Given records: Begin

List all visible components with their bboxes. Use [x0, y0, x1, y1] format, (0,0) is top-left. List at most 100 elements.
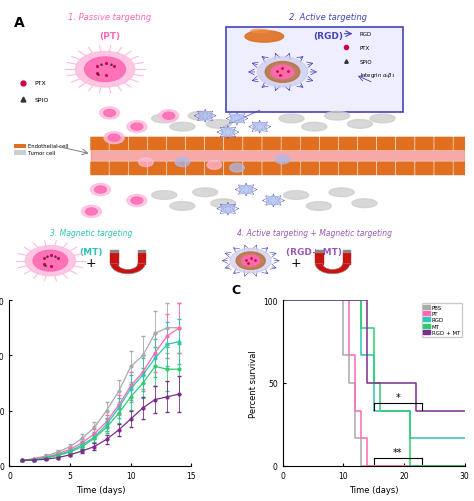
Circle shape: [221, 205, 235, 213]
PBS: [280, 298, 285, 304]
Bar: [343, 253, 350, 265]
FancyBboxPatch shape: [243, 162, 262, 176]
Circle shape: [85, 208, 97, 215]
Ellipse shape: [152, 115, 177, 124]
FancyBboxPatch shape: [319, 162, 338, 176]
Ellipse shape: [245, 32, 283, 43]
FancyBboxPatch shape: [453, 137, 472, 151]
Circle shape: [265, 63, 300, 83]
PT: [280, 298, 285, 304]
Ellipse shape: [251, 30, 269, 34]
Text: *: *: [395, 393, 400, 403]
Bar: [315, 250, 322, 253]
FancyBboxPatch shape: [434, 162, 453, 176]
RGD: [462, 435, 467, 441]
FancyBboxPatch shape: [453, 162, 472, 176]
FancyBboxPatch shape: [128, 162, 147, 176]
MT: [358, 298, 364, 304]
Ellipse shape: [192, 188, 218, 197]
Line: PBS: PBS: [283, 301, 465, 466]
RGD + MT: [413, 380, 419, 386]
Ellipse shape: [206, 120, 231, 129]
Circle shape: [230, 249, 271, 274]
Circle shape: [33, 251, 68, 272]
Circle shape: [242, 256, 260, 267]
FancyBboxPatch shape: [224, 137, 243, 151]
FancyBboxPatch shape: [186, 137, 205, 151]
FancyBboxPatch shape: [262, 137, 281, 151]
FancyBboxPatch shape: [166, 162, 186, 176]
FancyBboxPatch shape: [109, 162, 128, 176]
Line: RGD + MT: RGD + MT: [283, 301, 465, 411]
Ellipse shape: [302, 123, 327, 132]
Ellipse shape: [352, 199, 377, 208]
Circle shape: [127, 121, 147, 133]
Text: (PT): (PT): [99, 32, 120, 41]
PT: [353, 352, 358, 358]
FancyBboxPatch shape: [357, 137, 377, 151]
FancyBboxPatch shape: [205, 162, 224, 176]
Text: Tumor cell: Tumor cell: [27, 151, 55, 155]
MT: [358, 326, 364, 332]
Circle shape: [221, 129, 235, 137]
PT: [365, 463, 370, 469]
RGD: [280, 298, 285, 304]
Circle shape: [84, 58, 126, 82]
Bar: [91, 149, 465, 170]
RGD: [358, 352, 364, 358]
Circle shape: [131, 197, 143, 204]
FancyBboxPatch shape: [128, 137, 147, 151]
Line: RGD: RGD: [283, 301, 465, 438]
FancyBboxPatch shape: [396, 162, 415, 176]
Text: (RGD): (RGD): [313, 32, 343, 41]
RGD: [371, 408, 376, 414]
Legend: PBS, PT, RGD, MT, RGD + MT: PBS, PT, RGD, MT, RGD + MT: [422, 303, 462, 337]
Circle shape: [82, 206, 101, 218]
RGD: [407, 408, 413, 414]
FancyBboxPatch shape: [166, 137, 186, 151]
PT: [365, 435, 370, 441]
Circle shape: [230, 115, 244, 123]
Circle shape: [131, 124, 143, 131]
RGD: [407, 435, 413, 441]
Circle shape: [91, 184, 110, 196]
PBS: [462, 463, 467, 469]
FancyBboxPatch shape: [281, 162, 300, 176]
Circle shape: [275, 156, 290, 164]
Polygon shape: [315, 264, 350, 274]
MT: [407, 463, 413, 469]
Text: 3. Magnetic targeting: 3. Magnetic targeting: [50, 228, 133, 237]
Circle shape: [95, 186, 106, 194]
Ellipse shape: [306, 202, 331, 211]
Circle shape: [175, 158, 190, 167]
Text: Integrin $\alpha_v\beta_3$: Integrin $\alpha_v\beta_3$: [360, 71, 395, 80]
FancyBboxPatch shape: [377, 137, 396, 151]
Ellipse shape: [152, 191, 177, 200]
Text: **: **: [393, 447, 402, 457]
FancyBboxPatch shape: [434, 137, 453, 151]
PBS: [346, 352, 352, 358]
FancyBboxPatch shape: [147, 162, 166, 176]
Text: +: +: [291, 256, 301, 269]
FancyBboxPatch shape: [281, 137, 300, 151]
Bar: [138, 250, 145, 253]
FancyBboxPatch shape: [377, 162, 396, 176]
MT: [371, 380, 376, 386]
Bar: [315, 253, 322, 265]
Circle shape: [75, 52, 135, 88]
FancyBboxPatch shape: [90, 162, 109, 176]
RGD + MT: [462, 408, 467, 414]
FancyBboxPatch shape: [338, 162, 357, 176]
Text: (RGD+ MT): (RGD+ MT): [286, 247, 342, 257]
FancyBboxPatch shape: [226, 28, 403, 112]
Circle shape: [104, 132, 124, 144]
Ellipse shape: [170, 123, 195, 132]
FancyBboxPatch shape: [300, 137, 319, 151]
PT: [358, 408, 364, 414]
MT: [377, 408, 383, 414]
MT: [377, 380, 383, 386]
Text: SPIO: SPIO: [35, 98, 49, 103]
PT: [346, 352, 352, 358]
PBS: [346, 380, 352, 386]
Ellipse shape: [283, 191, 309, 200]
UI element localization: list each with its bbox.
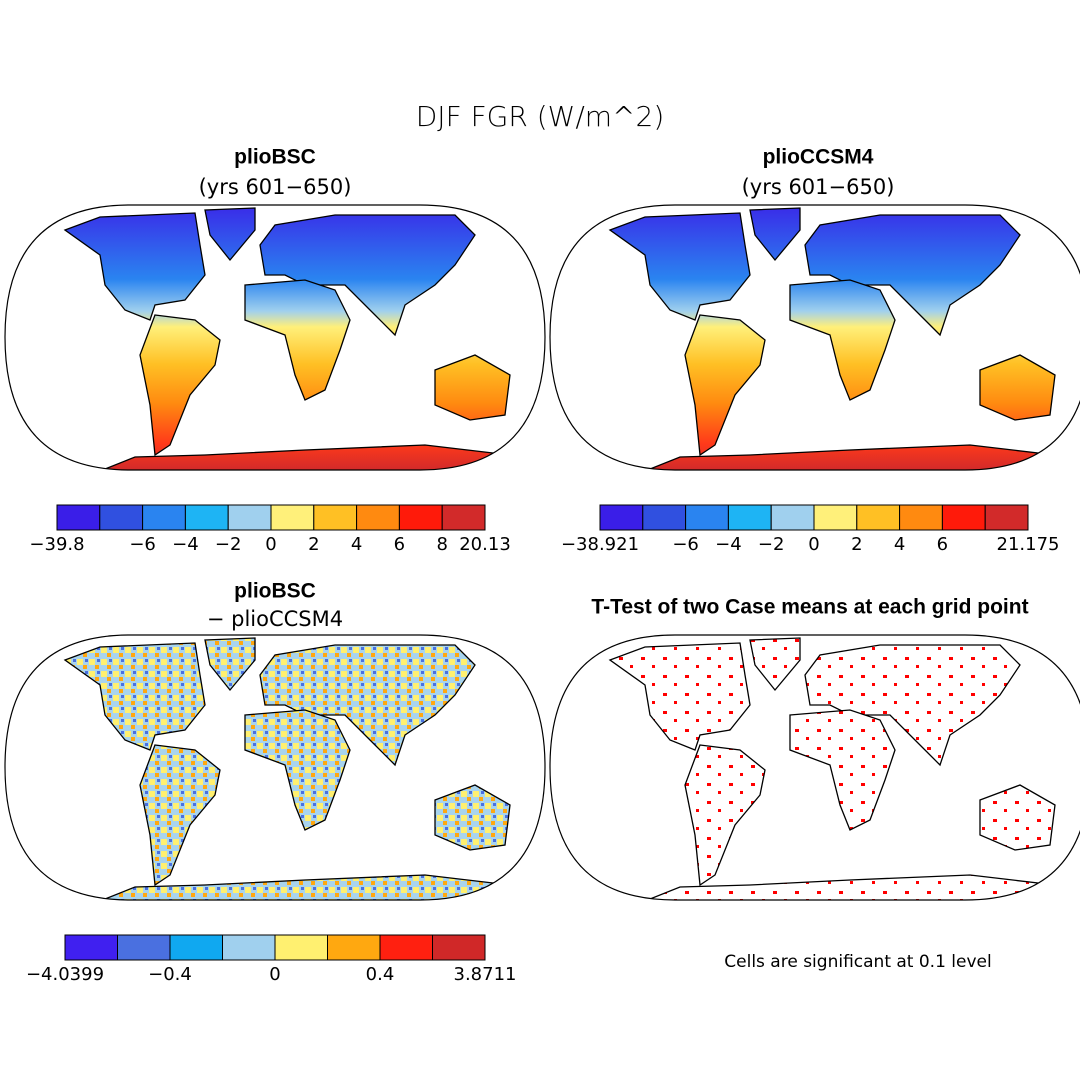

Given records: End

- Work task
I'd like every record printed exactly, with the pictures left out.

- Answer area
List all visible components with their bboxes. Use [x0, y0, x1, y1] format, (0,0) is top-left. List at most 100 elements.
Circle shape: [221, 205, 235, 213]
PBS: [280, 298, 285, 304]
Bar: [343, 253, 350, 265]
FancyBboxPatch shape: [243, 162, 262, 176]
Circle shape: [85, 208, 97, 215]
Ellipse shape: [152, 115, 177, 124]
FancyBboxPatch shape: [319, 162, 338, 176]
Ellipse shape: [245, 32, 283, 43]
FancyBboxPatch shape: [453, 137, 472, 151]
Circle shape: [265, 63, 300, 83]
PT: [280, 298, 285, 304]
Ellipse shape: [251, 30, 269, 34]
Text: *: *: [395, 393, 400, 403]
Bar: [315, 250, 322, 253]
FancyBboxPatch shape: [434, 162, 453, 176]
RGD: [462, 435, 467, 441]
FancyBboxPatch shape: [453, 162, 472, 176]
FancyBboxPatch shape: [128, 162, 147, 176]
MT: [358, 298, 364, 304]
Ellipse shape: [192, 188, 218, 197]
Line: PBS: PBS: [283, 301, 465, 466]
RGD + MT: [413, 380, 419, 386]
Ellipse shape: [206, 120, 231, 129]
Circle shape: [230, 249, 271, 274]
Circle shape: [33, 251, 68, 272]
Circle shape: [242, 256, 260, 267]
FancyBboxPatch shape: [224, 137, 243, 151]
FancyBboxPatch shape: [186, 137, 205, 151]
FancyBboxPatch shape: [262, 137, 281, 151]
FancyBboxPatch shape: [166, 162, 186, 176]
FancyBboxPatch shape: [109, 162, 128, 176]
Line: RGD + MT: RGD + MT: [283, 301, 465, 411]
Ellipse shape: [302, 123, 327, 132]
Ellipse shape: [352, 199, 377, 208]
Circle shape: [127, 121, 147, 133]
Text: (PT): (PT): [99, 32, 120, 41]
PT: [353, 352, 358, 358]
FancyBboxPatch shape: [357, 137, 377, 151]
FancyBboxPatch shape: [205, 162, 224, 176]
Text: Tumor cell: Tumor cell: [27, 151, 55, 155]
MT: [358, 326, 364, 332]
Circle shape: [221, 129, 235, 137]
PT: [365, 463, 370, 469]
RGD: [280, 298, 285, 304]
Circle shape: [84, 58, 126, 82]
Bar: [91, 149, 465, 170]
RGD: [358, 352, 364, 358]
Circle shape: [131, 197, 143, 204]
FancyBboxPatch shape: [128, 137, 147, 151]
Line: RGD: RGD: [283, 301, 465, 438]
FancyBboxPatch shape: [396, 162, 415, 176]
Text: (RGD): (RGD): [313, 32, 343, 41]
RGD: [371, 408, 376, 414]
Legend: PBS, PT, RGD, MT, RGD + MT: PBS, PT, RGD, MT, RGD + MT: [422, 303, 462, 337]
Circle shape: [82, 206, 101, 218]
RGD: [407, 408, 413, 414]
FancyBboxPatch shape: [166, 137, 186, 151]
PT: [365, 435, 370, 441]
Circle shape: [230, 115, 244, 123]
Circle shape: [131, 124, 143, 131]
RGD: [407, 435, 413, 441]
Circle shape: [91, 184, 110, 196]
PBS: [462, 463, 467, 469]
FancyBboxPatch shape: [281, 162, 300, 176]
Circle shape: [275, 156, 290, 164]
Polygon shape: [315, 264, 350, 274]
MT: [407, 463, 413, 469]
Text: 3. Magnetic targeting: 3. Magnetic targeting: [50, 228, 133, 237]
Circle shape: [95, 186, 106, 194]
Ellipse shape: [306, 202, 331, 211]
Circle shape: [175, 158, 190, 167]
Text: Integrin $\alpha_v\beta_3$: Integrin $\alpha_v\beta_3$: [360, 71, 395, 80]
FancyBboxPatch shape: [377, 137, 396, 151]
Ellipse shape: [152, 191, 177, 200]
Text: **: **: [393, 447, 402, 457]
FancyBboxPatch shape: [434, 137, 453, 151]
PBS: [346, 352, 352, 358]
FancyBboxPatch shape: [147, 162, 166, 176]
Text: +: +: [291, 256, 301, 269]
FancyBboxPatch shape: [281, 137, 300, 151]
Bar: [138, 250, 145, 253]
FancyBboxPatch shape: [377, 162, 396, 176]
MT: [371, 380, 376, 386]
Bar: [315, 253, 322, 265]
Circle shape: [75, 52, 135, 88]
FancyBboxPatch shape: [90, 162, 109, 176]
RGD + MT: [462, 408, 467, 414]
FancyBboxPatch shape: [338, 162, 357, 176]
Text: (RGD+ MT): (RGD+ MT): [286, 247, 342, 257]
FancyBboxPatch shape: [226, 28, 403, 112]
Circle shape: [104, 132, 124, 144]
Ellipse shape: [170, 123, 195, 132]
FancyBboxPatch shape: [300, 137, 319, 151]
PT: [358, 408, 364, 414]
MT: [377, 408, 383, 414]
MT: [377, 380, 383, 386]
Text: SPIO: SPIO: [35, 98, 49, 103]
PT: [346, 352, 352, 358]
PBS: [346, 380, 352, 386]
Ellipse shape: [283, 191, 309, 200]
UI element localization: list each with its bbox.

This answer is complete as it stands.